_OBJECTIFS_
1. Répondez, s'il vous plaît, aux questions suivantes d'après l'extrait à lire :
(a) En quelle année la personne interrogée a-t-elle commencé à travailler pour le bureau des Nations Unies pour la réduction des risques de catastrophe ?
(b) Dans quelle ville devait avoir lieu la grande conférence internationale ?
(c) Combien de pays le tsunami de l'océan Indien a-t-il touchés ?
2. Indiquez si chaque affirmation ci-dessous concorde avec l'extrait à lire, en citant les mots qui permettent de trancher :
(a) En 2004, le bureau comptait à peine 50 personnes.
(b) Le bureau disposait alors d'un véritable département de communication.
(c) Le tsunami de l'océan Indien s'est produit en décembre 2004.
+++ EXTRAIT À LIRE +++
Racontez-nous comment vous avez commencé votre carrière aux Nations Unies ?
Lorsque j’ai commencé à travailler pour le bureau des Nations Unies pour la réduction des risques de catastrophe en 2004, nous étions une toute petite entité des Nations Unies, d’à peine 50 personnes, rattachée au grand Secrétariat des Nations Unies. Nous n’avions pas vraiment de département de communication, et pourtant nous devions préparer une grande conférence internationale sur la réduction des risques de catastrophes, à Kobe, au Japon.
Je me souviens d’être allée voir un collègue du HCR, qui était à l’époque, avec l’UNICEF, l’une des meilleurs organismes onusiens en termes de communication, et lui avais demandé comment j’allais attirer l’attention des journalistes sur la réduction des risques de catastrophe. En tant qu’ancienne journaliste, je savais combien il serait difficile de « vendre de la prévention », comme on dit dans notre jargon. Il m’avait alors répondu : « Attends la prochaine grande catastrophe et mise sur cela ! ». Il ne croyait pas si bien dire. Le tsunami qui se produisit dans l’océan Indien en décembre 2004 fut l’un des pires cataclysmes des temps modernes. Il toucha 14 pays, tua plus de 230 000 personnes et attira l’attention du monde entier sur l’absence d’alerte précoce dans le monde et sur la nécessitéurgente de mettre en place des mesures préventives pour mieux appréhender les aléas naturels et sauver des vies.
+++ DONNÉES FOURNIES +++
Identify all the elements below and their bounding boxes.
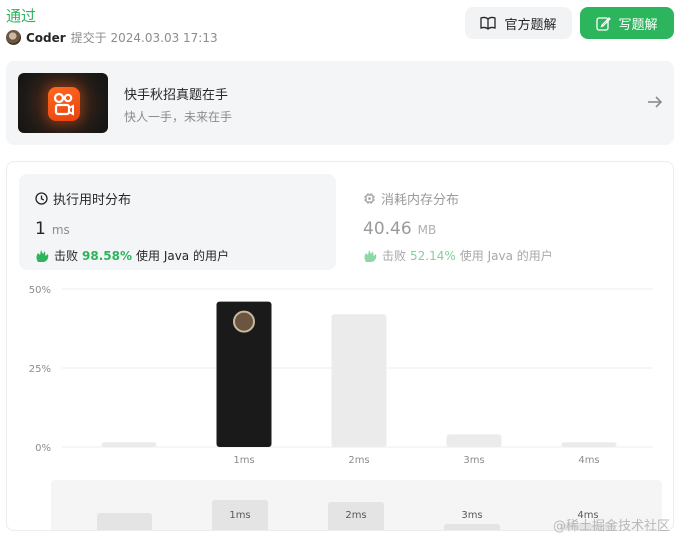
+++
_CORRIGÉ_
1.
(a) En 2004.
(b) À Kobe, au Japon.
(c) 14 pays.

2.
(a) Oui : « nous étions une toute petite entité des Nations Unies, d’à peine 50 personnes »
(b) Non : « Nous n’avions pas vraiment de département de communication »
(c) Oui : « Le tsunami qui se produisit dans l’océan Indien en décembre 2004 »